:: Material for this exercise ::
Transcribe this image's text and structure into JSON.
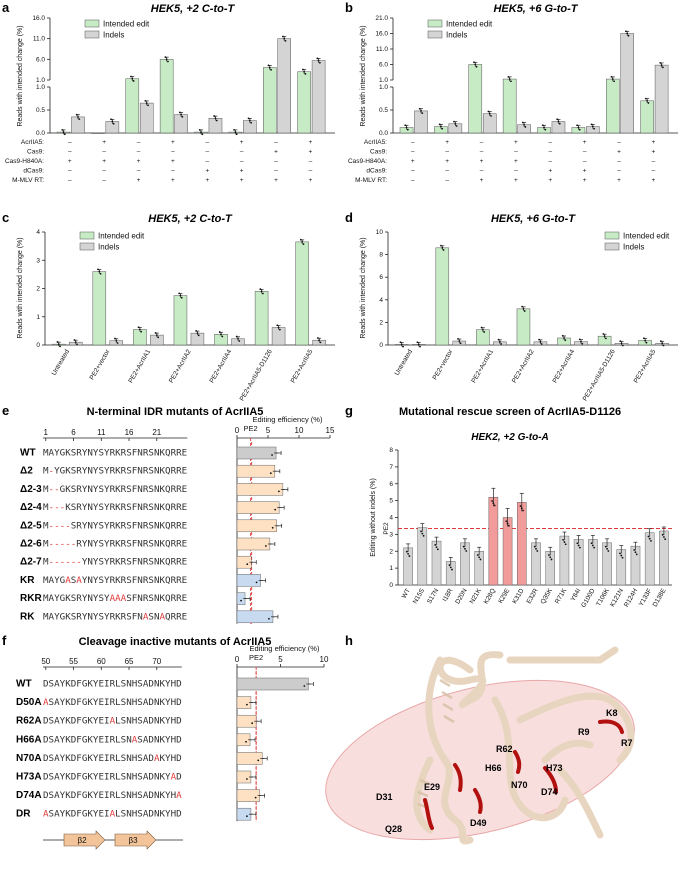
{
  "colors": {
    "green": "#c7ebc4",
    "greenDark": "#9fd69a",
    "gray": "#d4d4d4",
    "orange": "#fde1c2",
    "blue": "#c7daf0",
    "red": "#f29b9b",
    "dashed": "#e23a3a",
    "mut": "#e23a3a"
  },
  "panel_labels": {
    "a": "a",
    "b": "b",
    "c": "c",
    "d": "d",
    "e": "e",
    "f": "f",
    "g": "g",
    "h": "h"
  },
  "row_labels": [
    "AcrIIA5:",
    "Cas9:",
    "Cas9-H840A:",
    "dCas9:",
    "M-MLV RT:"
  ],
  "ylabel_reads": "Reads with intended change (%)",
  "chart_data": [
    {
      "id": "a",
      "type": "bar",
      "title": "HEK5, +2 C-to-T",
      "series": [
        {
          "name": "Intended edit",
          "values": [
            0.02,
            0,
            1.3,
            6.0,
            0.02,
            0.02,
            4.0,
            3.0
          ]
        },
        {
          "name": "Indels",
          "values": [
            0.35,
            0.25,
            0.65,
            0.4,
            0.32,
            0.27,
            11.0,
            5.7
          ]
        }
      ],
      "rows": [
        [
          "–",
          "+",
          "–",
          "+",
          "–",
          "+",
          "–",
          "+"
        ],
        [
          "–",
          "–",
          "–",
          "–",
          "–",
          "–",
          "+",
          "+"
        ],
        [
          "+",
          "+",
          "+",
          "+",
          "–",
          "–",
          "–",
          "–"
        ],
        [
          "–",
          "–",
          "–",
          "–",
          "+",
          "+",
          "–",
          "–"
        ],
        [
          "–",
          "–",
          "+",
          "+",
          "+",
          "+",
          "+",
          "+"
        ]
      ],
      "yticks_low": [
        "0.0",
        "0.5",
        "1.0"
      ],
      "yticks_high": [
        "1.0",
        "6.0",
        "11.0",
        "16.0"
      ]
    },
    {
      "id": "b",
      "type": "bar",
      "title": "HEK5, +6 G-to-T",
      "series": [
        {
          "name": "Intended edit",
          "values": [
            0.12,
            0.14,
            6.0,
            1.3,
            0.12,
            0.12,
            1.3,
            0.7
          ]
        },
        {
          "name": "Indels",
          "values": [
            0.48,
            0.2,
            0.42,
            0.18,
            0.25,
            0.14,
            16.0,
            5.8
          ]
        }
      ],
      "rows": [
        [
          "–",
          "+",
          "–",
          "+",
          "–",
          "+",
          "–",
          "+"
        ],
        [
          "–",
          "–",
          "–",
          "–",
          "–",
          "–",
          "+",
          "+"
        ],
        [
          "+",
          "+",
          "+",
          "+",
          "–",
          "–",
          "–",
          "–"
        ],
        [
          "–",
          "–",
          "–",
          "–",
          "+",
          "+",
          "–",
          "–"
        ],
        [
          "–",
          "–",
          "+",
          "+",
          "+",
          "+",
          "+",
          "+"
        ]
      ],
      "yticks_low": [
        "0.0",
        "0.5",
        "1.0"
      ],
      "yticks_high": [
        "1.0",
        "6.0",
        "11.0",
        "16.0",
        "21.0"
      ]
    },
    {
      "id": "c",
      "type": "bar",
      "title": "HEK5, +2 C-to-T",
      "categories": [
        "Untreated",
        "PE2+vector",
        "PE2+AcrIIA1",
        "PE2+AcrIIA2",
        "PE2+AcrIIA4",
        "PE2+AcrIIA5-D1126",
        "PE2+AcrIIA5"
      ],
      "series": [
        {
          "name": "Intended edit",
          "values": [
            0.03,
            2.6,
            0.55,
            1.75,
            0.38,
            1.9,
            3.65
          ]
        },
        {
          "name": "Indels",
          "values": [
            0.1,
            0.15,
            0.35,
            0.42,
            0.22,
            0.62,
            0.17
          ]
        }
      ],
      "ylim": [
        0,
        4
      ],
      "yticks": [
        "0",
        "1",
        "2",
        "3",
        "4"
      ]
    },
    {
      "id": "d",
      "type": "bar",
      "title": "HEK5, +6 G-to-T",
      "categories": [
        "Untreated",
        "PE2+vector",
        "PE2+AcrIIA1",
        "PE2+AcrIIA2",
        "PE2+AcrIIA4",
        "PE2+AcrIIA5-D1126",
        "PE2+AcrIIA5"
      ],
      "series": [
        {
          "name": "Intended edit",
          "values": [
            0.05,
            8.6,
            1.35,
            3.2,
            0.62,
            0.78,
            0.4
          ]
        },
        {
          "name": "Indels",
          "values": [
            0.05,
            0.35,
            0.28,
            0.28,
            0.3,
            0.15,
            0.15
          ]
        }
      ],
      "ylim": [
        0,
        10
      ],
      "yticks": [
        "0",
        "2",
        "4",
        "6",
        "8",
        "10"
      ]
    },
    {
      "id": "e",
      "type": "bar",
      "title": "N-terminal IDR mutants of AcrIIA5",
      "xlabel": "Editing efficiency (%)",
      "reference": "PE2",
      "reference_value": 2.2,
      "axis_ticks": [
        "0",
        "5",
        "10",
        "15"
      ],
      "seq_ticks": [
        "1",
        "6",
        "11",
        "16",
        "21"
      ],
      "rows": [
        {
          "label": "WT",
          "seq": "MAYGKSRYNYSYRKRSFNRSNKQRRE",
          "red": [],
          "value": 6.3,
          "group": "gray"
        },
        {
          "label": "Δ2",
          "seq": "M-YGKSRYNYSYRKRSFNRSNKQRRE",
          "red": [
            1
          ],
          "value": 6.1,
          "group": "orange"
        },
        {
          "label": "Δ2-3",
          "seq": "M--GKSRYNYSYRKRSFNRSNKQRRE",
          "red": [
            1,
            2
          ],
          "value": 7.4,
          "group": "orange"
        },
        {
          "label": "Δ2-4",
          "seq": "M---KSRYNYSYRKRSFNRSNKQRRE",
          "red": [
            1,
            2,
            3
          ],
          "value": 6.8,
          "group": "orange"
        },
        {
          "label": "Δ2-5",
          "seq": "M----SRYNYSYRKRSFNRSNKQRRE",
          "red": [
            1,
            2,
            3,
            4
          ],
          "value": 6.4,
          "group": "orange"
        },
        {
          "label": "Δ2-6",
          "seq": "M-----RYNYSYRKRSFNRSNKQRRE",
          "red": [
            1,
            2,
            3,
            4,
            5
          ],
          "value": 5.3,
          "group": "orange"
        },
        {
          "label": "Δ2-7",
          "seq": "M------YNYSYRKRSFNRSNKQRRE",
          "red": [
            1,
            2,
            3,
            4,
            5,
            6
          ],
          "value": 2.3,
          "group": "orange"
        },
        {
          "label": "KR",
          "seq": "MAYGASAYNYSYRKRSFNRSNKQRRE",
          "red": [
            4,
            6
          ],
          "value": 3.8,
          "group": "blue"
        },
        {
          "label": "RKR",
          "seq": "MAYGKSRYNYSYAAASFNRSNKQRRE",
          "red": [
            12,
            13,
            14
          ],
          "value": 1.3,
          "group": "blue"
        },
        {
          "label": "RK",
          "seq": "MAYGKSRYNYSYRKRSFNASNAQRRE",
          "red": [
            18,
            21
          ],
          "value": 5.8,
          "group": "blue"
        }
      ]
    },
    {
      "id": "f",
      "type": "bar",
      "title": "Cleavage inactive mutants of AcrIIA5",
      "xlabel": "Editing efficiency (%)",
      "reference": "PE2",
      "reference_value": 2.2,
      "axis_ticks": [
        "0",
        "5",
        "10"
      ],
      "seq_ticks": [
        "50",
        "55",
        "60",
        "65",
        "70"
      ],
      "structure": [
        "β2",
        "β3"
      ],
      "rows": [
        {
          "label": "WT",
          "seq": "DSAYKDFGKYEIRLSNHSADNKYHD",
          "red": [],
          "value": 8.2,
          "group": "gray"
        },
        {
          "label": "D50A",
          "seq": "ASAYKDFGKYEIRLSNHSADNKYHD",
          "red": [
            0
          ],
          "value": 1.6,
          "group": "orange"
        },
        {
          "label": "R62A",
          "seq": "DSAYKDFGKYEIALSNHSADNKYHD",
          "red": [
            12
          ],
          "value": 2.2,
          "group": "orange"
        },
        {
          "label": "H66A",
          "seq": "DSAYKDFGKYEIRLSNASADNKYHD",
          "red": [
            16
          ],
          "value": 1.5,
          "group": "orange"
        },
        {
          "label": "N70A",
          "seq": "DSAYKDFGKYEIRLSNHSADAKYHD",
          "red": [
            20
          ],
          "value": 2.9,
          "group": "orange"
        },
        {
          "label": "H73A",
          "seq": "DSAYKDFGKYEIRLSNHSADNKYAD",
          "red": [
            23
          ],
          "value": 1.6,
          "group": "orange"
        },
        {
          "label": "D74A",
          "seq": "DSAYKDFGKYEIRLSNHSADNKYHA",
          "red": [
            24
          ],
          "value": 2.6,
          "group": "orange"
        },
        {
          "label": "DR",
          "seq": "ASAYKDFGKYEIALSNHSADNKYHD",
          "red": [
            0,
            12
          ],
          "value": 1.6,
          "group": "blue"
        }
      ]
    },
    {
      "id": "g",
      "type": "bar",
      "title": "Mutational rescue screen of AcrIIA5-D1126",
      "subtitle": "HEK2, +2 G-to-A",
      "ylabel": "Editing without indels (%)",
      "reference": "PE2",
      "reference_value": 3.35,
      "ylim": [
        0,
        8
      ],
      "yticks": [
        "0",
        "1",
        "2",
        "3",
        "4",
        "5",
        "6",
        "7",
        "8"
      ],
      "categories": [
        "WT",
        "N15S",
        "S17N",
        "I18R",
        "D20N",
        "N21K",
        "K28Q",
        "K29E",
        "K31D",
        "E32R",
        "Q35K",
        "R71K",
        "Y84I",
        "G100D",
        "T106K",
        "K121N",
        "R124H",
        "Y133F",
        "D138E"
      ],
      "values": [
        2.2,
        3.4,
        2.6,
        1.4,
        2.5,
        2.0,
        5.2,
        4.0,
        4.9,
        2.5,
        2.0,
        2.9,
        2.7,
        2.7,
        2.5,
        2.1,
        2.3,
        3.1,
        3.2
      ],
      "highlighted": [
        "K28Q",
        "K29E",
        "K31D"
      ]
    }
  ],
  "structure_h": {
    "residues": [
      "K8",
      "R9",
      "R7",
      "R62",
      "H66",
      "N70",
      "H73",
      "D74",
      "E29",
      "D31",
      "Q28",
      "D49"
    ]
  }
}
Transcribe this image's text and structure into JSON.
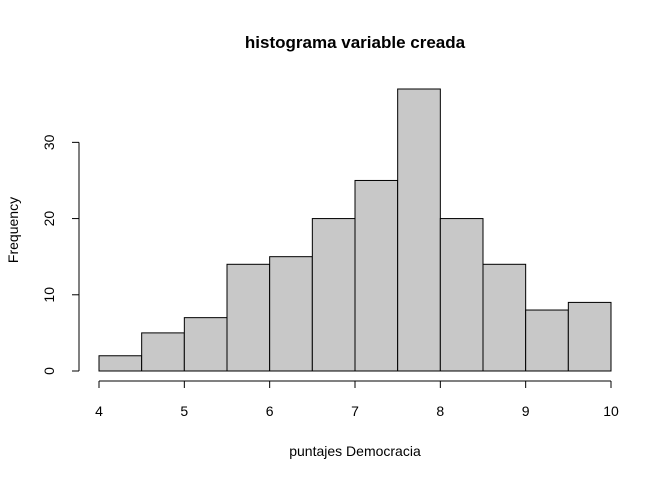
{
  "chart_data": {
    "type": "bar",
    "title": "histograma variable creada",
    "xlabel": "puntajes Democracia",
    "ylabel": "Frequency",
    "bins": [
      {
        "start": 4.0,
        "end": 4.5,
        "value": 2
      },
      {
        "start": 4.5,
        "end": 5.0,
        "value": 5
      },
      {
        "start": 5.0,
        "end": 5.5,
        "value": 7
      },
      {
        "start": 5.5,
        "end": 6.0,
        "value": 14
      },
      {
        "start": 6.0,
        "end": 6.5,
        "value": 15
      },
      {
        "start": 6.5,
        "end": 7.0,
        "value": 20
      },
      {
        "start": 7.0,
        "end": 7.5,
        "value": 25
      },
      {
        "start": 7.5,
        "end": 8.0,
        "value": 37
      },
      {
        "start": 8.0,
        "end": 8.5,
        "value": 20
      },
      {
        "start": 8.5,
        "end": 9.0,
        "value": 14
      },
      {
        "start": 9.0,
        "end": 9.5,
        "value": 8
      },
      {
        "start": 9.5,
        "end": 10.0,
        "value": 9
      }
    ],
    "xlim": [
      4,
      10
    ],
    "ylim": [
      0,
      37
    ],
    "xticks": [
      "4",
      "5",
      "6",
      "7",
      "8",
      "9",
      "10"
    ],
    "yticks": [
      "0",
      "10",
      "20",
      "30"
    ],
    "grid": false,
    "bar_color": "#c8c8c8",
    "border_color": "#000000"
  }
}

:: Given request ::
What is the number of lines in the data that hold the string "start"? Answer with the number only.

:: Answer for this exercise ::
12